## BEGIN Dataset

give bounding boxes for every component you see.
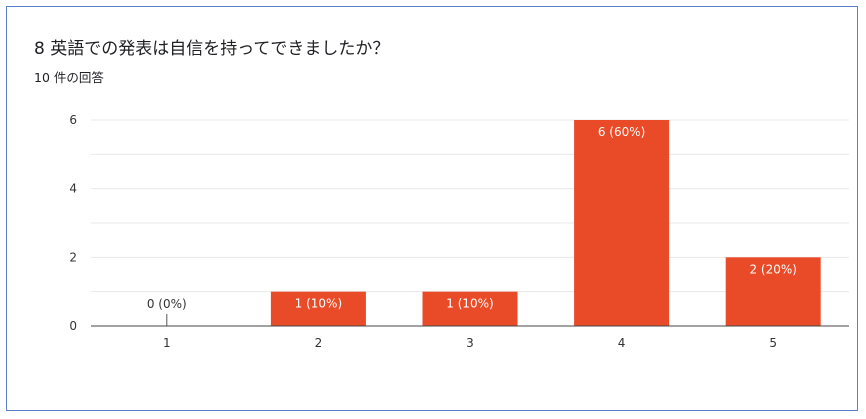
- chart-title: 8 英語での発表は自信を持ってできましたか？: [34, 39, 390, 59]
- data-label: 0 (0%): [147, 297, 187, 311]
- x-tick-label: 1: [163, 336, 171, 350]
- bar-chart: 0 2 4 6 1 2 3 4 5 0 (0%) 1 (10%) 1 (10%) 6 (60%) 2 …: [69, 113, 849, 350]
- y-tick-label: 2: [69, 250, 77, 264]
- y-axis-ticks: 0 2 4 6: [69, 113, 77, 333]
- data-labels: 0 (0%) 1 (10%) 1 (10%) 6 (60%) 2 (20%): [147, 125, 797, 311]
- data-label: 6 (60%): [598, 125, 645, 139]
- data-label: 2 (20%): [749, 262, 796, 276]
- data-label: 1 (10%): [446, 297, 493, 311]
- y-tick-label: 0: [69, 319, 77, 333]
- x-tick-label: 3: [466, 336, 474, 350]
- response-count: 10 件の回答: [34, 70, 104, 85]
- bar: [574, 120, 670, 326]
- y-tick-label: 4: [69, 182, 77, 196]
- bars: [166, 120, 821, 326]
- y-tick-label: 6: [69, 113, 77, 127]
- x-tick-label: 5: [769, 336, 777, 350]
- x-tick-label: 4: [618, 336, 626, 350]
- bar: [270, 291, 366, 326]
- bar: [422, 291, 518, 326]
- x-axis-ticks: 1 2 3 4 5: [163, 336, 777, 350]
- bar: [725, 257, 821, 326]
- data-label: 1 (10%): [295, 297, 342, 311]
- x-tick-label: 2: [315, 336, 323, 350]
- chart-card: 8 英語での発表は自信を持ってできましたか？ 10 件の回答 0 2 4 6 1 2 3 4…: [6, 6, 858, 411]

## END Dataset

Put each line of the rows into a JSON list of strings, one string per line, skipping blank lines. Begin at the line that has "- chart-title: 8" and stop after the last line of the rows.

> [Exercise response]
[
  "- chart-title: 8 英語での発表は自信を持ってできましたか？: [34, 39, 390, 59]",
  "- data-label: 0 (0%): [147, 297, 187, 311]",
  "- x-tick-label: 1: [163, 336, 171, 350]",
  "- bar-chart: 0 2 4 6 1 2 3 4 5 0 (0%) 1 (10%) 1 (10%) 6 (60%) 2 …: [69, 113, 849, 350]",
  "- y-tick-label: 2: [69, 250, 77, 264]",
  "- y-axis-ticks: 0 2 4 6: [69, 113, 77, 333]",
  "- data-labels: 0 (0%) 1 (10%) 1 (10%) 6 (60%) 2 (20%): [147, 125, 797, 311]",
  "- data-label: 6 (60%): [598, 125, 645, 139]",
  "- data-label: 2 (20%): [749, 262, 796, 276]",
  "- data-label: 1 (10%): [446, 297, 493, 311]",
  "- y-tick-label: 0: [69, 319, 77, 333]",
  "- x-tick-label: 3: [466, 336, 474, 350]",
  "- response-count: 10 件の回答: [34, 70, 104, 85]",
  "- bar: [574, 120, 670, 326]",
  "- y-tick-label: 4: [69, 182, 77, 196]",
  "- bars: [166, 120, 821, 326]",
  "- y-tick-label: 6: [69, 113, 77, 127]",
  "- x-tick-label: 5: [769, 336, 777, 350]",
  "- x-tick-label: 4: [618, 336, 626, 350]",
  "- bar: [270, 291, 366, 326]",
  "- bar: [422, 291, 518, 326]",
  "- x-axis-ticks: 1 2 3 4 5: [163, 336, 777, 350]",
  "- bar: [725, 257, 821, 326]",
  "- data-label: 1 (10%): [295, 297, 342, 311]",
  "- x-tick-label: 2: [315, 336, 323, 350]",
  "- chart-card: 8 英語での発表は自信を持ってできましたか？ 10 件の回答 0 2 4 6 1 2 3 4…: [6, 6, 858, 411]"
]